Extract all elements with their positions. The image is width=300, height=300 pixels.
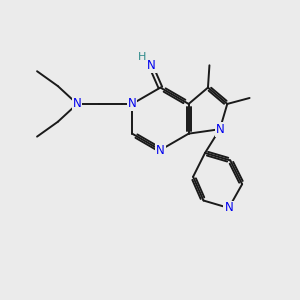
Text: N: N [147, 59, 156, 72]
Text: N: N [215, 123, 224, 136]
Text: N: N [224, 202, 233, 214]
Text: N: N [128, 98, 136, 110]
Text: N: N [73, 98, 82, 110]
Text: N: N [156, 143, 165, 157]
Text: H: H [137, 52, 146, 62]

★ ★ ★

> [Problem to solve]:
Add 24 to every box coordinate in the lines above, from the first line through the line containing "Text: N: N [156, 143, 165, 157]", and write all those lines out again with the requests included and the pictures left out.

> [Response for this exercise]:
Extract all elements with their positions. The image is width=300, height=300 pixels.
Text: N: N [171, 83, 180, 96]
Text: N: N [239, 147, 248, 160]
Text: N: N [248, 226, 257, 238]
Text: N: N [152, 122, 160, 134]
Text: N: N [97, 122, 106, 134]
Text: N: N [180, 167, 189, 181]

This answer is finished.